+++ Material
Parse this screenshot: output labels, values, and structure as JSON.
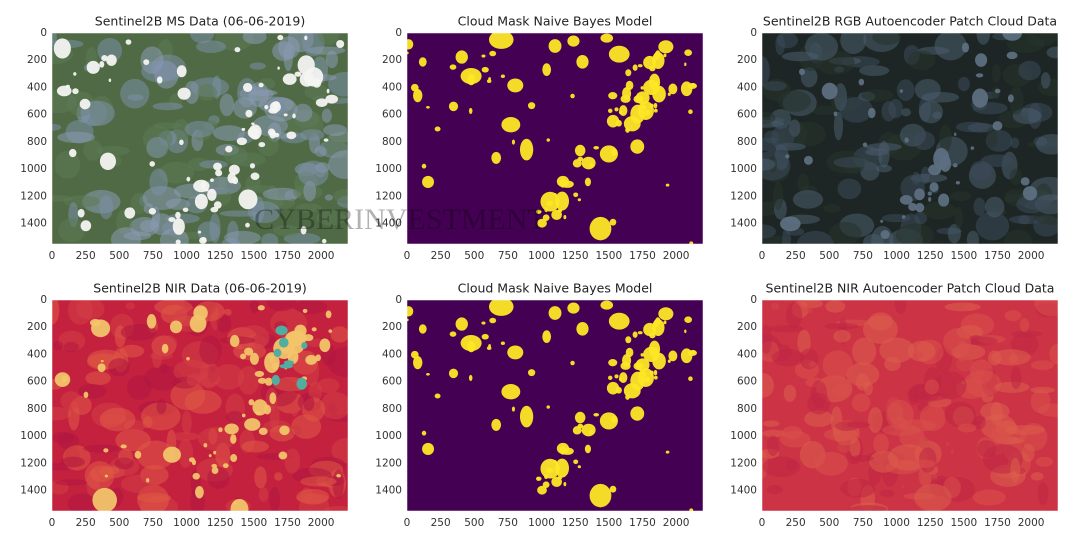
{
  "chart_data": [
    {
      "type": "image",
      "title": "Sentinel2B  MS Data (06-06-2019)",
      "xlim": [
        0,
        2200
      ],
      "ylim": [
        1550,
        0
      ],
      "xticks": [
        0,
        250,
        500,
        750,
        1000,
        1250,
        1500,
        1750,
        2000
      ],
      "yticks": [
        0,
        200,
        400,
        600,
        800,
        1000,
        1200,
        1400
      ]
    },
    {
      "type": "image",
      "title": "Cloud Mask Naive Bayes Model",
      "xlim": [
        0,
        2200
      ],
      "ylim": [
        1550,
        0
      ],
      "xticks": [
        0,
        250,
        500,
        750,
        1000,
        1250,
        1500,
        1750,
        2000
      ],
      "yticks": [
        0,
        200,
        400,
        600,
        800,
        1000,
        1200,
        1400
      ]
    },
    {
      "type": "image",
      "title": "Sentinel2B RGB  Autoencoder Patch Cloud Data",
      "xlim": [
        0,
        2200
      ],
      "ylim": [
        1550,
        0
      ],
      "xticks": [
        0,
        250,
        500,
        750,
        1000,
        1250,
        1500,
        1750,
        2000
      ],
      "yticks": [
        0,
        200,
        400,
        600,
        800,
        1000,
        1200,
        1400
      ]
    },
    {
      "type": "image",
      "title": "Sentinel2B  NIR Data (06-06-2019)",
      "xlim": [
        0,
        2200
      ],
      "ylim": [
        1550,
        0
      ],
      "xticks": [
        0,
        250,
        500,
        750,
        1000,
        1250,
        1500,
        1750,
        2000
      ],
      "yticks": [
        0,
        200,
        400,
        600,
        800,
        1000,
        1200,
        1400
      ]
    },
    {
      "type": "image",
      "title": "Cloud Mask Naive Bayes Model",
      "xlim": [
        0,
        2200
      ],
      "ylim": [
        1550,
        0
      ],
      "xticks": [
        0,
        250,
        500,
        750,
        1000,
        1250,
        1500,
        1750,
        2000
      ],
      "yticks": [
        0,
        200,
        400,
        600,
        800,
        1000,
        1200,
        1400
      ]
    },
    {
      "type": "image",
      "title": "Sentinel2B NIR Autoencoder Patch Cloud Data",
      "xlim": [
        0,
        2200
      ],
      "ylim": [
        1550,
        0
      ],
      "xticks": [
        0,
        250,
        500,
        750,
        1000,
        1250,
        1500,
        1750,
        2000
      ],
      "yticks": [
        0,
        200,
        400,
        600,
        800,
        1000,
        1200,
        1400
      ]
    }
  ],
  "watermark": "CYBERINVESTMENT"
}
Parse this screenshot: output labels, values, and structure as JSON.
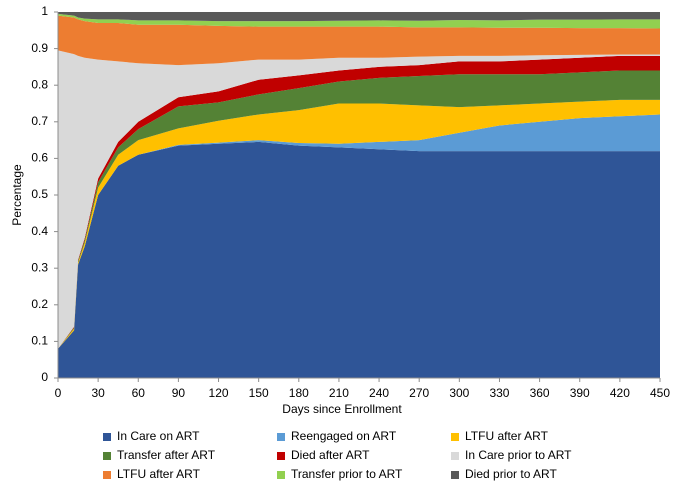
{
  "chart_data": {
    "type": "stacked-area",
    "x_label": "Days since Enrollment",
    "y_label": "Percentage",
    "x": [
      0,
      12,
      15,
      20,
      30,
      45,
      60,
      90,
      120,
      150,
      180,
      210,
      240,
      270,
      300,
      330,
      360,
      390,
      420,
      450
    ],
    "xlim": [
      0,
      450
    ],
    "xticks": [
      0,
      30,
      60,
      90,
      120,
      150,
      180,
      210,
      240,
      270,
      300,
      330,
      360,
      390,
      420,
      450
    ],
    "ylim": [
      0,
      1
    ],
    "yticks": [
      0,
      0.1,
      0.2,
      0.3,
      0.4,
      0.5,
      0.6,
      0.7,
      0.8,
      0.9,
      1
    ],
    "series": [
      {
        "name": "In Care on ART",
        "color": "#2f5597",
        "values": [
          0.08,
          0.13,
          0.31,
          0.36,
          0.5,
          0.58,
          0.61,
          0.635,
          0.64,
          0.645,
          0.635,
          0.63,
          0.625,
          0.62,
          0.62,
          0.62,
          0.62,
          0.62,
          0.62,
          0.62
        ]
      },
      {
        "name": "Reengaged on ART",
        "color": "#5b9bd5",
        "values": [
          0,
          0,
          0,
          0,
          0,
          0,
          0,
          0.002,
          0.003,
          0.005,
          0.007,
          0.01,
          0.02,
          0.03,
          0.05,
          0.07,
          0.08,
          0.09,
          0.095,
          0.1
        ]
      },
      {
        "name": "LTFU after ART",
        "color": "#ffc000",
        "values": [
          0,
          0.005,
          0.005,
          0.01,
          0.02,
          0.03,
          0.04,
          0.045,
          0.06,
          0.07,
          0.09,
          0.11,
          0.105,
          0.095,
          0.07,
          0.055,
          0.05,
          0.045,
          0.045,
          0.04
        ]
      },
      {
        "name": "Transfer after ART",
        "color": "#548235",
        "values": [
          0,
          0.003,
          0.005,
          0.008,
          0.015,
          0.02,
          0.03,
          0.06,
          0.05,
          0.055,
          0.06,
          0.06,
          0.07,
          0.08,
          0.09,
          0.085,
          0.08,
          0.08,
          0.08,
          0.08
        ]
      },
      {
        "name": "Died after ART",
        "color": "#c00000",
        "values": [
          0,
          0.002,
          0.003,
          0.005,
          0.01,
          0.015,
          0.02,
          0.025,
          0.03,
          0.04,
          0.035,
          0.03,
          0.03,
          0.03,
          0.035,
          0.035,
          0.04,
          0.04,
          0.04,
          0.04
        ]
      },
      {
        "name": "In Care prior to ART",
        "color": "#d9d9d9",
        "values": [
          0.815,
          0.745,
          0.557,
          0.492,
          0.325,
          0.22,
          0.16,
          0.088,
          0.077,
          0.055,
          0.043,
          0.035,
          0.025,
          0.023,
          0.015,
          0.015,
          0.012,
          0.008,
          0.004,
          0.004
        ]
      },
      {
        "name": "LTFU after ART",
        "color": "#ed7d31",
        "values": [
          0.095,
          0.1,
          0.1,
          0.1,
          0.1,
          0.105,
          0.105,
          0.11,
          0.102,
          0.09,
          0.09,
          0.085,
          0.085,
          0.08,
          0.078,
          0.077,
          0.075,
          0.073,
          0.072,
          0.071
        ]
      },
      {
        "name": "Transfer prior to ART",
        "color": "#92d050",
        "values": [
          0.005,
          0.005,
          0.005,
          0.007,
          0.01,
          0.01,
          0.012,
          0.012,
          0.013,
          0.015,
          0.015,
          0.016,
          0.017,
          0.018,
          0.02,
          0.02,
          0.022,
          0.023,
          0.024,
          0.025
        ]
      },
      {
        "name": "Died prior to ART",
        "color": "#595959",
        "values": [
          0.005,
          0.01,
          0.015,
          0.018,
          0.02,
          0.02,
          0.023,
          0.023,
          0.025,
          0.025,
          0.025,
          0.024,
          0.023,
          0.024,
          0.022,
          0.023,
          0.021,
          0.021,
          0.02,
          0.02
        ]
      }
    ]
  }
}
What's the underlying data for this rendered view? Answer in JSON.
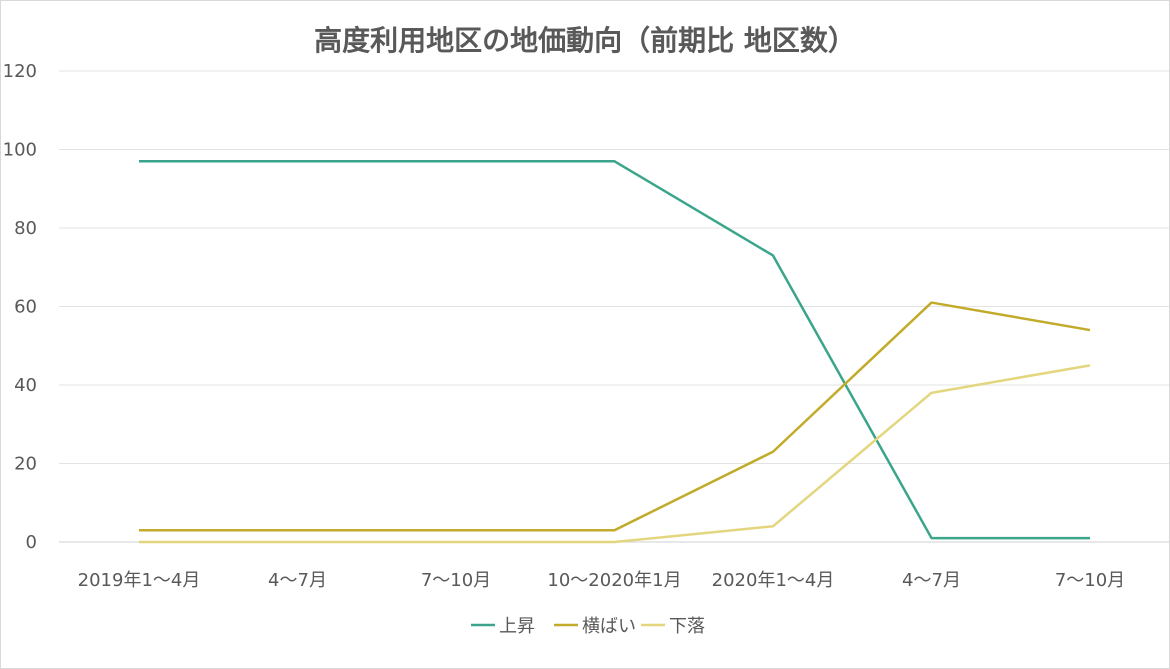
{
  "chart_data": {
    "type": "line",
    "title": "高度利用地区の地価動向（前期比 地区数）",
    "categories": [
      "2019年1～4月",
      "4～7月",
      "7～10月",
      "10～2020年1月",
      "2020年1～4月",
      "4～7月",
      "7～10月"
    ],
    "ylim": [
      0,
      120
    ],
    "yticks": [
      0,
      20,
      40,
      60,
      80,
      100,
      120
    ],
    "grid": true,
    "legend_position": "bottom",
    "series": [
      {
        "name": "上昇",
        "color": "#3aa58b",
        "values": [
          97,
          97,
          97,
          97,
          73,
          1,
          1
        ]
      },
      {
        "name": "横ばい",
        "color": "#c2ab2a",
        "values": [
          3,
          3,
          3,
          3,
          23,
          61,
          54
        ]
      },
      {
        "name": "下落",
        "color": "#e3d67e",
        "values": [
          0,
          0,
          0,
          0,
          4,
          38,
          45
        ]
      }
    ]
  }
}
++++++
## What to produce
Word for word, quote the full listing, omitting every picture.

## Written solution
Parse this screenshot: output labels, values, and structure as JSON.
{
  "chart_data": [
    {
      "type": "image",
      "title": "Sentinel2B  MS Data (06-06-2019)",
      "xlim": [
        0,
        2200
      ],
      "ylim": [
        1550,
        0
      ],
      "xticks": [
        0,
        250,
        500,
        750,
        1000,
        1250,
        1500,
        1750,
        2000
      ],
      "yticks": [
        0,
        200,
        400,
        600,
        800,
        1000,
        1200,
        1400
      ]
    },
    {
      "type": "image",
      "title": "Cloud Mask Naive Bayes Model",
      "xlim": [
        0,
        2200
      ],
      "ylim": [
        1550,
        0
      ],
      "xticks": [
        0,
        250,
        500,
        750,
        1000,
        1250,
        1500,
        1750,
        2000
      ],
      "yticks": [
        0,
        200,
        400,
        600,
        800,
        1000,
        1200,
        1400
      ]
    },
    {
      "type": "image",
      "title": "Sentinel2B RGB  Autoencoder Patch Cloud Data",
      "xlim": [
        0,
        2200
      ],
      "ylim": [
        1550,
        0
      ],
      "xticks": [
        0,
        250,
        500,
        750,
        1000,
        1250,
        1500,
        1750,
        2000
      ],
      "yticks": [
        0,
        200,
        400,
        600,
        800,
        1000,
        1200,
        1400
      ]
    },
    {
      "type": "image",
      "title": "Sentinel2B  NIR Data (06-06-2019)",
      "xlim": [
        0,
        2200
      ],
      "ylim": [
        1550,
        0
      ],
      "xticks": [
        0,
        250,
        500,
        750,
        1000,
        1250,
        1500,
        1750,
        2000
      ],
      "yticks": [
        0,
        200,
        400,
        600,
        800,
        1000,
        1200,
        1400
      ]
    },
    {
      "type": "image",
      "title": "Cloud Mask Naive Bayes Model",
      "xlim": [
        0,
        2200
      ],
      "ylim": [
        1550,
        0
      ],
      "xticks": [
        0,
        250,
        500,
        750,
        1000,
        1250,
        1500,
        1750,
        2000
      ],
      "yticks": [
        0,
        200,
        400,
        600,
        800,
        1000,
        1200,
        1400
      ]
    },
    {
      "type": "image",
      "title": "Sentinel2B NIR Autoencoder Patch Cloud Data",
      "xlim": [
        0,
        2200
      ],
      "ylim": [
        1550,
        0
      ],
      "xticks": [
        0,
        250,
        500,
        750,
        1000,
        1250,
        1500,
        1750,
        2000
      ],
      "yticks": [
        0,
        200,
        400,
        600,
        800,
        1000,
        1200,
        1400
      ]
    }
  ],
  "watermark": "CYBERINVESTMENT"
}
Parse this screenshot: output labels, values, and structure as JSON.
{
  "chart_data": {
    "type": "stacked-area",
    "x_label": "Days since Enrollment",
    "y_label": "Percentage",
    "x": [
      0,
      12,
      15,
      20,
      30,
      45,
      60,
      90,
      120,
      150,
      180,
      210,
      240,
      270,
      300,
      330,
      360,
      390,
      420,
      450
    ],
    "xlim": [
      0,
      450
    ],
    "xticks": [
      0,
      30,
      60,
      90,
      120,
      150,
      180,
      210,
      240,
      270,
      300,
      330,
      360,
      390,
      420,
      450
    ],
    "ylim": [
      0,
      1
    ],
    "yticks": [
      0,
      0.1,
      0.2,
      0.3,
      0.4,
      0.5,
      0.6,
      0.7,
      0.8,
      0.9,
      1
    ],
    "series": [
      {
        "name": "In Care on ART",
        "color": "#2f5597",
        "values": [
          0.08,
          0.13,
          0.31,
          0.36,
          0.5,
          0.58,
          0.61,
          0.635,
          0.64,
          0.645,
          0.635,
          0.63,
          0.625,
          0.62,
          0.62,
          0.62,
          0.62,
          0.62,
          0.62,
          0.62
        ]
      },
      {
        "name": "Reengaged on ART",
        "color": "#5b9bd5",
        "values": [
          0,
          0,
          0,
          0,
          0,
          0,
          0,
          0.002,
          0.003,
          0.005,
          0.007,
          0.01,
          0.02,
          0.03,
          0.05,
          0.07,
          0.08,
          0.09,
          0.095,
          0.1
        ]
      },
      {
        "name": "LTFU after ART",
        "color": "#ffc000",
        "values": [
          0,
          0.005,
          0.005,
          0.01,
          0.02,
          0.03,
          0.04,
          0.045,
          0.06,
          0.07,
          0.09,
          0.11,
          0.105,
          0.095,
          0.07,
          0.055,
          0.05,
          0.045,
          0.045,
          0.04
        ]
      },
      {
        "name": "Transfer after ART",
        "color": "#548235",
        "values": [
          0,
          0.003,
          0.005,
          0.008,
          0.015,
          0.02,
          0.03,
          0.06,
          0.05,
          0.055,
          0.06,
          0.06,
          0.07,
          0.08,
          0.09,
          0.085,
          0.08,
          0.08,
          0.08,
          0.08
        ]
      },
      {
        "name": "Died after ART",
        "color": "#c00000",
        "values": [
          0,
          0.002,
          0.003,
          0.005,
          0.01,
          0.015,
          0.02,
          0.025,
          0.03,
          0.04,
          0.035,
          0.03,
          0.03,
          0.03,
          0.035,
          0.035,
          0.04,
          0.04,
          0.04,
          0.04
        ]
      },
      {
        "name": "In Care prior to ART",
        "color": "#d9d9d9",
        "values": [
          0.815,
          0.745,
          0.557,
          0.492,
          0.325,
          0.22,
          0.16,
          0.088,
          0.077,
          0.055,
          0.043,
          0.035,
          0.025,
          0.023,
          0.015,
          0.015,
          0.012,
          0.008,
          0.004,
          0.004
        ]
      },
      {
        "name": "LTFU after ART",
        "color": "#ed7d31",
        "values": [
          0.095,
          0.1,
          0.1,
          0.1,
          0.1,
          0.105,
          0.105,
          0.11,
          0.102,
          0.09,
          0.09,
          0.085,
          0.085,
          0.08,
          0.078,
          0.077,
          0.075,
          0.073,
          0.072,
          0.071
        ]
      },
      {
        "name": "Transfer prior to ART",
        "color": "#92d050",
        "values": [
          0.005,
          0.005,
          0.005,
          0.007,
          0.01,
          0.01,
          0.012,
          0.012,
          0.013,
          0.015,
          0.015,
          0.016,
          0.017,
          0.018,
          0.02,
          0.02,
          0.022,
          0.023,
          0.024,
          0.025
        ]
      },
      {
        "name": "Died prior to ART",
        "color": "#595959",
        "values": [
          0.005,
          0.01,
          0.015,
          0.018,
          0.02,
          0.02,
          0.023,
          0.023,
          0.025,
          0.025,
          0.025,
          0.024,
          0.023,
          0.024,
          0.022,
          0.023,
          0.021,
          0.021,
          0.02,
          0.02
        ]
      }
    ]
  }
}
What's the underlying data for this rendered view? Answer in JSON.
{
  "chart_data": {
    "type": "line",
    "title": "高度利用地区の地価動向（前期比 地区数）",
    "categories": [
      "2019年1～4月",
      "4～7月",
      "7～10月",
      "10～2020年1月",
      "2020年1～4月",
      "4～7月",
      "7～10月"
    ],
    "ylim": [
      0,
      120
    ],
    "yticks": [
      0,
      20,
      40,
      60,
      80,
      100,
      120
    ],
    "grid": true,
    "legend_position": "bottom",
    "series": [
      {
        "name": "上昇",
        "color": "#3aa58b",
        "values": [
          97,
          97,
          97,
          97,
          73,
          1,
          1
        ]
      },
      {
        "name": "横ばい",
        "color": "#c2ab2a",
        "values": [
          3,
          3,
          3,
          3,
          23,
          61,
          54
        ]
      },
      {
        "name": "下落",
        "color": "#e3d67e",
        "values": [
          0,
          0,
          0,
          0,
          4,
          38,
          45
        ]
      }
    ]
  }
}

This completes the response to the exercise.